Collection entries
(begin)

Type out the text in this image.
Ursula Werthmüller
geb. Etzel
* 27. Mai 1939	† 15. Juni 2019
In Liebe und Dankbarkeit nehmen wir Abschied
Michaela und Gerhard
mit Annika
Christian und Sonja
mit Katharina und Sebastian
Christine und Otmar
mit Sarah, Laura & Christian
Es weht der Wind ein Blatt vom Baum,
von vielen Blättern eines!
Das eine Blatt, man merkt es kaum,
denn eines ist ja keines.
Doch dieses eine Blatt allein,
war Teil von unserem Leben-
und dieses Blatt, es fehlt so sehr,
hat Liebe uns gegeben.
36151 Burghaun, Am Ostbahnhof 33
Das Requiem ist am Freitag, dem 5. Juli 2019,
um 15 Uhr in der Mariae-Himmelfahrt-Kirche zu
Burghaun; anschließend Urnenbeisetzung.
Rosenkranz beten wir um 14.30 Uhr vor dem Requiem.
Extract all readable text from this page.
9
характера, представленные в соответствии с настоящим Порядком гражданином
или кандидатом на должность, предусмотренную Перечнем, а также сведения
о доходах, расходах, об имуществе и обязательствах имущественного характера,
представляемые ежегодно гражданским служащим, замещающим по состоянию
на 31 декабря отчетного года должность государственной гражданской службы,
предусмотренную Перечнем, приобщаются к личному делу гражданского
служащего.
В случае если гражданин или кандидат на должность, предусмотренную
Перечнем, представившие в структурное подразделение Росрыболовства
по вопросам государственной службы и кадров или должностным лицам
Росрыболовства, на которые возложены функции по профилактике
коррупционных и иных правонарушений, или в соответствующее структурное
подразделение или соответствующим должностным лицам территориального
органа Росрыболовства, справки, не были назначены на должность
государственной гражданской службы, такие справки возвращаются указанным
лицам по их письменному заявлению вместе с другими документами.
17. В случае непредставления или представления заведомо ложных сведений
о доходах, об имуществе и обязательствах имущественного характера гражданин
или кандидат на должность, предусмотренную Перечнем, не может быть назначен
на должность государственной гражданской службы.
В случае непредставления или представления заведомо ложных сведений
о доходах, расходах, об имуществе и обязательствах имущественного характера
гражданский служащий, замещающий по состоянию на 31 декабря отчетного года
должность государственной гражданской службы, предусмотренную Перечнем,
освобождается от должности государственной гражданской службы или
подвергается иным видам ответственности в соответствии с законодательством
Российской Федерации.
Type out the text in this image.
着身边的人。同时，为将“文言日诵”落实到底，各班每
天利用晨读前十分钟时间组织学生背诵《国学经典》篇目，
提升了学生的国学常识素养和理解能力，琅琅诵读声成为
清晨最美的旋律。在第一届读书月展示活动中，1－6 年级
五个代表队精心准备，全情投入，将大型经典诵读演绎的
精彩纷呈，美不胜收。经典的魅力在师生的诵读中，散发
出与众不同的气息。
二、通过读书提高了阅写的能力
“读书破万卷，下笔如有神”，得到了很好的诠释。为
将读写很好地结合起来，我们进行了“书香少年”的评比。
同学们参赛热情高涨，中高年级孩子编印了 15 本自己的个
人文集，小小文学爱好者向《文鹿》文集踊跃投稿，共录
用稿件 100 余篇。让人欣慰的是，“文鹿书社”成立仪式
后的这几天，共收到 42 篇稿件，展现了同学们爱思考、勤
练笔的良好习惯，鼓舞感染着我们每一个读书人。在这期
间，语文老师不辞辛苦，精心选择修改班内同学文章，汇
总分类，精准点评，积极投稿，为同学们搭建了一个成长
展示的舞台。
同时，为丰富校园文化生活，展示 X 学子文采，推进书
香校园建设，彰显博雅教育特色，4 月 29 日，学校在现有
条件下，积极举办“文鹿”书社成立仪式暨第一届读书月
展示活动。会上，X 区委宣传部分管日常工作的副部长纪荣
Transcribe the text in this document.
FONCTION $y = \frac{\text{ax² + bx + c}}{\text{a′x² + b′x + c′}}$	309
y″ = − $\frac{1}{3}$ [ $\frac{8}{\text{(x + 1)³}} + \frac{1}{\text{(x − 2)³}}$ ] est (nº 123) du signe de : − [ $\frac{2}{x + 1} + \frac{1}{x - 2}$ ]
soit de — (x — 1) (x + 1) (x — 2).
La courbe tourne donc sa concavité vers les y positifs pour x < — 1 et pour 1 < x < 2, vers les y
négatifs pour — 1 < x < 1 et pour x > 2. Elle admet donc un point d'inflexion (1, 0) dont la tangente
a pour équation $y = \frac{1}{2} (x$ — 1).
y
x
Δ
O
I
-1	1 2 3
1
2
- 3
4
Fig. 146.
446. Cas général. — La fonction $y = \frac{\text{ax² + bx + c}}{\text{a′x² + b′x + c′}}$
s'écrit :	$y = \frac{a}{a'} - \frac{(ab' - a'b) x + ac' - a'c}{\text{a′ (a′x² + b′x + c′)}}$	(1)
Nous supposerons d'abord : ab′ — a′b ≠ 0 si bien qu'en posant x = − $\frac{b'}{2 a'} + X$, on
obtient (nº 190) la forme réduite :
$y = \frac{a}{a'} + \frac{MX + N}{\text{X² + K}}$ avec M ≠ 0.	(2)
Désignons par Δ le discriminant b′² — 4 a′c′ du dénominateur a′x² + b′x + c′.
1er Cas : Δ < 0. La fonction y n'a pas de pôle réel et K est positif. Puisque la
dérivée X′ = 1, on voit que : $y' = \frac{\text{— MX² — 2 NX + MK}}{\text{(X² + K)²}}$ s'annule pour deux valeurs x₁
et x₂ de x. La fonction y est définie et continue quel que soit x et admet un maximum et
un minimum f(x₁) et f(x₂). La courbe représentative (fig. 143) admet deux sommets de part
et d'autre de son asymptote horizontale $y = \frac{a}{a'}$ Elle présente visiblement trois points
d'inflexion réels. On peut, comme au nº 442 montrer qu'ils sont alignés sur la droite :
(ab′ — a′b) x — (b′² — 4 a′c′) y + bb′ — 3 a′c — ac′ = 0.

(end)

Task goal - Scan the data above; copy every line where "Blatt" appears.

Full output -
Es weht der Wind ein Blatt vom Baum,
Das eine Blatt, man merkt es kaum,
Doch dieses eine Blatt allein,
und dieses Blatt, es fehlt so sehr,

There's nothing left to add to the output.